Supplied text:
- Opening Delimiter -

The Senate Doctors Show airs twice weekly, on Tuesdays and Thursdays, at 5:00 PM EST. Using e-mail and social media outlets like Facebook, YouTube, and Twitter, the show receives questions and comments from Capitol Hill visitors and constituents around the country, which the senators respond to. The show streams live, but its web page also hosts an archive of previous episodes, all of which are hosted on both YouTube and Ustream, making it easily available to the public, as well as journalists and bloggers.

Apart from being accessible on these two video distribution platforms, the show maintains an active presence on both Facebook and Twitter, which helps facilitate the kind of conversation that the show aims to have with its audience. In between shows, the team behind Senate Doctors continue to post links to articles and videos of interest, which often prompt a discussion on various points of the reform debate. The comments and questions that are left on the show's Facebook page or in tweets sent to @SenateDoctors help shape the issues that are tackled in the next episode of the show.


Senate Doctors Show on YouTube

Reach

The show, which is primarily produced by the Senate Republican Committee in conjunction with the two senators' offices, has been successful in penetrating the discussion on health care reform, not just in conservative circles, as it continues to gain attention in blogs and in traditional news outlets. Before its inception, there was no sustained initiative of its kind to have representatives answer questions on the issues most pressing to the public mind. It continues to be heavily promoted by the Senate Republican Committee as the main venue by which Senate Republicans are responding to questions raised by their constituents, figuring prominently on their website and on the senators' own pages.

- Closing Delimiter -

Parts of the exercise:
1. Answer these about the Senate Doctors Show text:
(a) On which days and at what time does the show air?
(b) On which two platforms are the archived episodes hosted?
(c) Who primarily produces the show?
2. Transcribe the passage of the Senate Doctors Show text from "Apart from being" up to and including "of the show.".
3. List every online platform that the Senate Doctors Show text names by brand.

[Rows from a dataset]
- Opening Delimiter -

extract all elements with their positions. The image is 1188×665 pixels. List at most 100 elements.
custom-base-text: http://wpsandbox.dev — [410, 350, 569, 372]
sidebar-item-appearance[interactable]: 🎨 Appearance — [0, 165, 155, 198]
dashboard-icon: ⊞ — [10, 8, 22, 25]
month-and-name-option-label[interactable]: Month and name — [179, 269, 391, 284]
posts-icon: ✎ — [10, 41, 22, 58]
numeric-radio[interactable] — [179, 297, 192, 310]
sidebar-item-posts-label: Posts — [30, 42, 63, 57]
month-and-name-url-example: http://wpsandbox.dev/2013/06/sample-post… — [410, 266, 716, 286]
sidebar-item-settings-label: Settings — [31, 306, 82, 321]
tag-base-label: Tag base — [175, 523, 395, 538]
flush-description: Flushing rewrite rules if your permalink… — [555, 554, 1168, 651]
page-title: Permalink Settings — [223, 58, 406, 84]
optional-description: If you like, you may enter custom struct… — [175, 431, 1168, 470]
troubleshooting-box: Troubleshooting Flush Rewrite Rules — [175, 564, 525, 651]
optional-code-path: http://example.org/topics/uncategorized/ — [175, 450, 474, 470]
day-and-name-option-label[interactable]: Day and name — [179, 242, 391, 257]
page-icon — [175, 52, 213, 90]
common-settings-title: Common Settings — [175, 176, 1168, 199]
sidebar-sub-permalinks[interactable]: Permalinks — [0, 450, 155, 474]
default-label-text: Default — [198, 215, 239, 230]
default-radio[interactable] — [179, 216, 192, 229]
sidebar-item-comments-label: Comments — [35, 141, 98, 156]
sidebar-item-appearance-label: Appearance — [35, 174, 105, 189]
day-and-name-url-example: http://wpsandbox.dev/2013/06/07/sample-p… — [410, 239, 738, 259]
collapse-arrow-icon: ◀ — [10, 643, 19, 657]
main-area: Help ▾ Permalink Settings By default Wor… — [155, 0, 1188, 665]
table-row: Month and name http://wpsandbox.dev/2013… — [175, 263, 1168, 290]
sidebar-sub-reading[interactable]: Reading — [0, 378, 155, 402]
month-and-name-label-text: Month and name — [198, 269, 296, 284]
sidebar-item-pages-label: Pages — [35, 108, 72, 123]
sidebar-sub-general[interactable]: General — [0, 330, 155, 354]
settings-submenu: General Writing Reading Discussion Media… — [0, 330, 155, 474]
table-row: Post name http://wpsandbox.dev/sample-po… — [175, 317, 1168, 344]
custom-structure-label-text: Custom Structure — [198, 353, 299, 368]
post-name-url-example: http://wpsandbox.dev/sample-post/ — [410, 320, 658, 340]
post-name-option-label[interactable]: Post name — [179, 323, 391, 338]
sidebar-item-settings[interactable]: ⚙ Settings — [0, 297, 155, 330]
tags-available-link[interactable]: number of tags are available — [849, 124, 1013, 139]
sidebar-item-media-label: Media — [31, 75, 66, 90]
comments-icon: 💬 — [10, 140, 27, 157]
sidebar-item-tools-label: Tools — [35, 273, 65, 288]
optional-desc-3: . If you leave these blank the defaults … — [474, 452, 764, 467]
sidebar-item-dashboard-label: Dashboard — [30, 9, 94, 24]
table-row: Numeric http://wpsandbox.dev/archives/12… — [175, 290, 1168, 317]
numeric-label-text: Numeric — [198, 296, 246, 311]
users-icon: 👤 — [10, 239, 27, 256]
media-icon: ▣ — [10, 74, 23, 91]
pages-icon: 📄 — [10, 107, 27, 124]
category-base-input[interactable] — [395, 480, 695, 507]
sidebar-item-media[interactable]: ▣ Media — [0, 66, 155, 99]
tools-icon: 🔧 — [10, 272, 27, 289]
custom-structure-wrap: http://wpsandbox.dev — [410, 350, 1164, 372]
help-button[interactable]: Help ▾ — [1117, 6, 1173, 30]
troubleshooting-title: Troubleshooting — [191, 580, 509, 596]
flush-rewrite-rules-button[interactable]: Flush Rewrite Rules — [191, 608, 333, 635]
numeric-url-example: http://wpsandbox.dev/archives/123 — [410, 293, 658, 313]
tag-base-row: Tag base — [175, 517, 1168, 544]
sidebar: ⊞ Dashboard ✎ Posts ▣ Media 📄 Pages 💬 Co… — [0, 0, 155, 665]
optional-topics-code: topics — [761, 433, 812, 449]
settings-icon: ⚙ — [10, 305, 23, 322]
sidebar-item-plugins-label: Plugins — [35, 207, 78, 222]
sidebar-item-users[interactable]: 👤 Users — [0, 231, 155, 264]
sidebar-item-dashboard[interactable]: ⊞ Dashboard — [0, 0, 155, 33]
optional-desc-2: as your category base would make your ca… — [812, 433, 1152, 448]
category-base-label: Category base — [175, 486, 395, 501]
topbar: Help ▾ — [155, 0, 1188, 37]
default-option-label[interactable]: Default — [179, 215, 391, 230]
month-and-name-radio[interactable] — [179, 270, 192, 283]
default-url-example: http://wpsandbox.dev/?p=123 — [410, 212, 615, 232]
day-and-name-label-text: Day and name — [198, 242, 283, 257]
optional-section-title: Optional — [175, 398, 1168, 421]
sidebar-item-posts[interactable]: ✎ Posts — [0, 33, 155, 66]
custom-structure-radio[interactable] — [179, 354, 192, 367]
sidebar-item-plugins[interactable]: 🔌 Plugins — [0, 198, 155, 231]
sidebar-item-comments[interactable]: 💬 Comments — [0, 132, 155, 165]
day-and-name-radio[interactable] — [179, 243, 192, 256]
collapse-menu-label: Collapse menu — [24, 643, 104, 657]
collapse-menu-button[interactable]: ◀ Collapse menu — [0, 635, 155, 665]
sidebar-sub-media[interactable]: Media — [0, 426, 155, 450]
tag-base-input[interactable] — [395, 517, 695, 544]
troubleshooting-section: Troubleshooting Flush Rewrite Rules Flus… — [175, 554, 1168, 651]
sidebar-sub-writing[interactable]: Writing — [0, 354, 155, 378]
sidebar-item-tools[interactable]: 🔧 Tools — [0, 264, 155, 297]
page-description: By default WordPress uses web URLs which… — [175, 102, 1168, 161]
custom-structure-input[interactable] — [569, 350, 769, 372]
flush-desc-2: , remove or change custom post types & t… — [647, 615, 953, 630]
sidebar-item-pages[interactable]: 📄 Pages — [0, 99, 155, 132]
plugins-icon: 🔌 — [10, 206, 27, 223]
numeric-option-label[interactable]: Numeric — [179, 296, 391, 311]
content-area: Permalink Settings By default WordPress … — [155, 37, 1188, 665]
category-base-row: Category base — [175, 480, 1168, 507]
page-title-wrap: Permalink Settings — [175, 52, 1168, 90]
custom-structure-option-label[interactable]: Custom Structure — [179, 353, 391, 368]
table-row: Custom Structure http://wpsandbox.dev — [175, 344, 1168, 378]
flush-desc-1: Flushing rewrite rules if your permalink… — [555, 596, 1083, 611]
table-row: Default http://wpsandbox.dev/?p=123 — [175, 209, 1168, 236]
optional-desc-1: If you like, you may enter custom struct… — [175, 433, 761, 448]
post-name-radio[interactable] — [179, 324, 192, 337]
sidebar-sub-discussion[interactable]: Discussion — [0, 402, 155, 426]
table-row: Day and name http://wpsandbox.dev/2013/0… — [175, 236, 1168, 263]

- Closing Delimiter -

Task-by-task solutions:
1.
(a) Tuesdays and Thursdays at 5:00 PM EST.
(b) YouTube and Ustream.
(c) The Senate Republican Committee, together with the two senators' offices.

2.
Apart from being accessible on these two video distribution platforms, the show maintains an active presence on both Facebook and Twitter, which helps facilitate the kind of conversation that the show aims to have with its audience. In between shows, the team behind Senate Doctors continue to post links to articles and videos of interest, which often prompt a discussion on various points of the reform debate. The comments and questions that are left on the show's Facebook page or in tweets sent to @SenateDoctors help shape the issues that are tackled in the next episode of the show.

3. Facebook, YouTube, Twitter, Ustream